____ EXTRACTED TEXT

I don't know about hiring a professional "sound guy' to move the speakers but I think you want some qualified Riggers to rehang them under direction of the Sound Consultant. Especially if they are having to move rig points.


----------



## MNicolai (Jan 12, 2018)

Van said:


> I don't know about hiring a professional "sound guy' to move the speakers but I think you want some qualified Riggers to rehang them under direction of the Sound Consultant. Especially if they are having to move rig points.



Important distinctions. Most professional AV firms have installers qualified for this kind of work if in fact you need it to be performed.

"Sound guys" tend to neither be qualified in rigging nor in consulting. Unless this guy has a resume to show he knows how to design sound systems -- not just mix consoles -- don't let him near your speakers, and don't let anyone near your speakers under his direction.


----------



## themuzicman (Jan 12, 2018)

FMEng said:


> It looks to me like turning the speakers will result in a large coverage hole in the middle of the house, plus nasty reflections off the side wall. There are no magic bullets for eliminating feedback. Keeping the number of open mics low, and controlling levels carefully will resolve most problems. Re-installing the FBX 2400 would also help. There's no reason it can't be used with your console.



I agree here -- your speakers look appropriately positioned for an L/R OUT to cover the sides and an L/R IN hitting the center section. Moving them will create a hole in the center, unless you move your outs AND add in Front Fills or a Center. That being said -- adding in FF + Center will allow you to drive the system at a lower overall SPL per box and distribute the load over the increased number of boxes.


----------



## mikefellh (Jan 12, 2018)

Now that I see the actual layout, personally I feel that part of the problem is speaker sound bouncing off the curved ceiling panels back towards the mic(s). Then again others here probably have more experience with them than I do.

________

[THINGS TO DO]
1. Answer each question from the forum thread on speaker placement above.
(a) Who should rehang the speakers, and under whose direction?
(b) Which device does FMEng say would help if it were re-installed?
(c) What does mikefellh think the speaker sound is bouncing off?
2. Transcribe the passage of the forum thread on speaker placement that opens with the words containing "Important distinctions. Most" and closes with "themuzicman (Jan 12, 2018)".
3. Translate this sentence from the forum thread on speaker placement into Spanish: "There are no magic bullets for eliminating feedback."

____ DATASET ENTRIES

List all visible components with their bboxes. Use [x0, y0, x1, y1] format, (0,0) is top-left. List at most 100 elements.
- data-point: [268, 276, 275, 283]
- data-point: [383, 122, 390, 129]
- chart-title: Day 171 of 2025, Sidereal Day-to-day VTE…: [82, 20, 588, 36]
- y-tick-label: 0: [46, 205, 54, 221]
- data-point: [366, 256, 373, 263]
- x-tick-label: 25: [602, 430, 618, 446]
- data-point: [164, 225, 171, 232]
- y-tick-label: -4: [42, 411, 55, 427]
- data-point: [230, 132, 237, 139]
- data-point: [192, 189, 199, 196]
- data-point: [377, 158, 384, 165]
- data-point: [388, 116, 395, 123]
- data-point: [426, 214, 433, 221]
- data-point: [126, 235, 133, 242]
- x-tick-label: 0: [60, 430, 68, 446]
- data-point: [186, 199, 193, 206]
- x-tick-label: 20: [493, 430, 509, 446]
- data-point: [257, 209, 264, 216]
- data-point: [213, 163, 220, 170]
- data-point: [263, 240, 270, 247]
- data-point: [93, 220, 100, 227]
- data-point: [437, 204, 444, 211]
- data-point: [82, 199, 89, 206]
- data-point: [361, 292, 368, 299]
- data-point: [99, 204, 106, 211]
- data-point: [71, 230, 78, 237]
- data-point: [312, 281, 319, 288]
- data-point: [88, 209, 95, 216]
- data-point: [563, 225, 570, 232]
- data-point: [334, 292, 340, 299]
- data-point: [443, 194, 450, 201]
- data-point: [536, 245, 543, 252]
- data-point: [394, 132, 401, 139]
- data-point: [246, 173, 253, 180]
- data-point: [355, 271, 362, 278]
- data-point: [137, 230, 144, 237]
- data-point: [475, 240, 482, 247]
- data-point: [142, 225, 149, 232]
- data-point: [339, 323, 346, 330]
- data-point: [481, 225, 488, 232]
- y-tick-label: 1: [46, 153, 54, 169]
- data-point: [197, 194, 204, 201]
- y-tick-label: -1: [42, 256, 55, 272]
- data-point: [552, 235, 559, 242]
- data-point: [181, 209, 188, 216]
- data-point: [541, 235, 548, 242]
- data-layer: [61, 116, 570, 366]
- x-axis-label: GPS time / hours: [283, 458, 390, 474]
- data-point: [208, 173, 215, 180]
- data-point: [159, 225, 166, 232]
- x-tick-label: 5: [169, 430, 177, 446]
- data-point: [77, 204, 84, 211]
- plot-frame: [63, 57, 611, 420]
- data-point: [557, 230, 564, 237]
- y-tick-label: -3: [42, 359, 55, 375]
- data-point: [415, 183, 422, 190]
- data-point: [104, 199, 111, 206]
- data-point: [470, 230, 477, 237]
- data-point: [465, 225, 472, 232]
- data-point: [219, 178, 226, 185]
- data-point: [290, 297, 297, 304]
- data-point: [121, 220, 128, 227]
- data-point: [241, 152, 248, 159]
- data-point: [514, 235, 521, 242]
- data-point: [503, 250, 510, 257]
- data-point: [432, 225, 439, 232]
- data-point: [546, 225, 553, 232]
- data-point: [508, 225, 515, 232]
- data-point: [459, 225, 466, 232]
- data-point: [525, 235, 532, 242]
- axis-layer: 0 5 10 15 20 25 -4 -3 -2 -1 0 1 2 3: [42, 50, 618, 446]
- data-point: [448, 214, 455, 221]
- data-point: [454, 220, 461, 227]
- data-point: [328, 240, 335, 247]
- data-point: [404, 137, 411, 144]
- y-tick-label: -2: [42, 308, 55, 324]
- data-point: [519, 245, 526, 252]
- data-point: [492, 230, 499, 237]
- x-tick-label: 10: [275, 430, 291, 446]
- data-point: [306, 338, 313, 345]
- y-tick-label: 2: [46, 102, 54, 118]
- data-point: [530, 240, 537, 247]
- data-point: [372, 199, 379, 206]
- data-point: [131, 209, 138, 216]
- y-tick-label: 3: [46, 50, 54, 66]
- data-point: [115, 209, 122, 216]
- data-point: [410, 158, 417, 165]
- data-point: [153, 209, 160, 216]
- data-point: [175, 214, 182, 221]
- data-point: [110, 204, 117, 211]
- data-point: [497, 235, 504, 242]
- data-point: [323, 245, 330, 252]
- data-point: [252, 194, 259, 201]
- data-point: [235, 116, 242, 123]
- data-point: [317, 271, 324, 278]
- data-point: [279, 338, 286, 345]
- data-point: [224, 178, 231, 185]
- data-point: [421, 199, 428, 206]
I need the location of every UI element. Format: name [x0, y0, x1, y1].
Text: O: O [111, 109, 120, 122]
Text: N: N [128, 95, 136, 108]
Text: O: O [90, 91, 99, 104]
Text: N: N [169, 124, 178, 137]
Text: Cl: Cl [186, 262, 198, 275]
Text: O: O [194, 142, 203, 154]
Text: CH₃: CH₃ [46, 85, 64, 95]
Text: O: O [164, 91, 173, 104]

________

[EXPECTED ANSWERS]
1.
(a) Qualified riggers, under the direction of the Sound Consultant.
(b) The FBX 2400.
(c) The curved ceiling panels, back toward the mic(s).

2.
Important distinctions. Most professional AV firms have installers qualified for this kind of work if in fact you need it to be performed.

"Sound guys" tend to neither be qualified in rigging nor in consulting. Unless this guy has a resume to show he knows how to design sound systems -- not just mix consoles -- don't let him near your speakers, and don't let anyone near your speakers under his direction.


----------



## themuzicman (Jan 12, 2018)

3. No hay soluciones mágicas para eliminar la realimentación acústica.